The task = Copy every line that contains the string "辞职返乡" from the entries below.

Excerpted records =
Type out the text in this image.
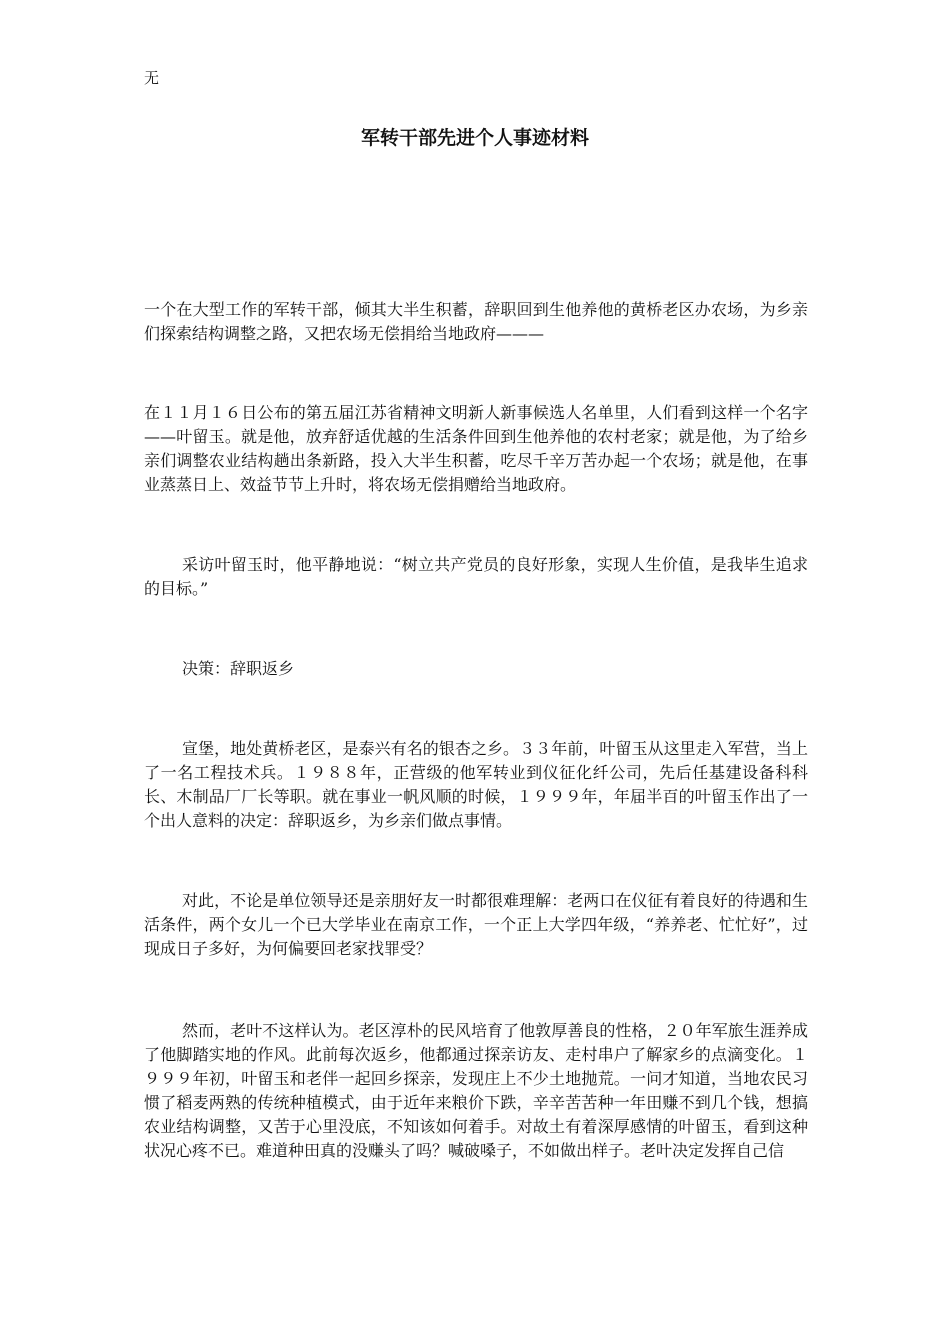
无
军转干部先进个人事迹材料

一个在大型工作的军转干部，倾其大半生积蓄，辞职回到生他养他的黄桥老区办农场，为乡亲们探索结构调整之路，又把农场无偿捐给当地政府———

在１１月１６日公布的第五届江苏省精神文明新人新事候选人名单里，人们看到这样一个名字——叶留玉。就是他，放弃舒适优越的生活条件回到生他养他的农村老家；就是他，为了给乡亲们调整农业结构趟出条新路，投入大半生积蓄，吃尽千辛万苦办起一个农场；就是他，在事业蒸蒸日上、效益节节上升时，将农场无偿捐赠给当地政府。

采访叶留玉时，他平静地说：“树立共产党员的良好形象，实现人生价值，是我毕生追求的目标。”

决策：辞职返乡

宣堡，地处黄桥老区，是泰兴有名的银杏之乡。３３年前，叶留玉从这里走入军营，当上了一名工程技术兵。１９８８年，正营级的他军转业到仪征化纤公司，先后任基建设备科科长、木制品厂厂长等职。就在事业一帆风顺的时候，１９９９年，年届半百的叶留玉作出了一个出人意料的决定：辞职返乡，为乡亲们做点事情。

对此，不论是单位领导还是亲朋好友一时都很难理解：老两口在仪征有着良好的待遇和生活条件，两个女儿一个已大学毕业在南京工作，一个正上大学四年级，“养养老、忙忙好”，过现成日子多好，为何偏要回老家找罪受？

然而，老叶不这样认为。老区淳朴的民风培育了他敦厚善良的性格，２０年军旅生涯养成了他脚踏实地的作风。此前每次返乡，他都通过探亲访友、走村串户了解家乡的点滴变化。１９９９年初，叶留玉和老伴一起回乡探亲，发现庄上不少土地抛荒。一问才知道，当地农民习惯了稻麦两熟的传统种植模式，由于近年来粮价下跌，辛辛苦苦种一年田赚不到几个钱，想搞农业结构调整，又苦于心里没底，不知该如何着手。对故土有着深厚感情的叶留玉，看到这种状况心疼不已。难道种田真的没赚头了吗？喊破嗓子，不如做出样子。老叶决定发挥自己信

Correct response =
决策：辞职返乡
宣堡，地处黄桥老区，是泰兴有名的银杏之乡。３３年前，叶留玉从这里走入军营，当上了一名工程技术兵。１９８８年，正营级的他军转业到仪征化纤公司，先后任基建设备科科长、木制品厂厂长等职。就在事业一帆风顺的时候，１９９９年，年届半百的叶留玉作出了一个出人意料的决定：辞职返乡，为乡亲们做点事情。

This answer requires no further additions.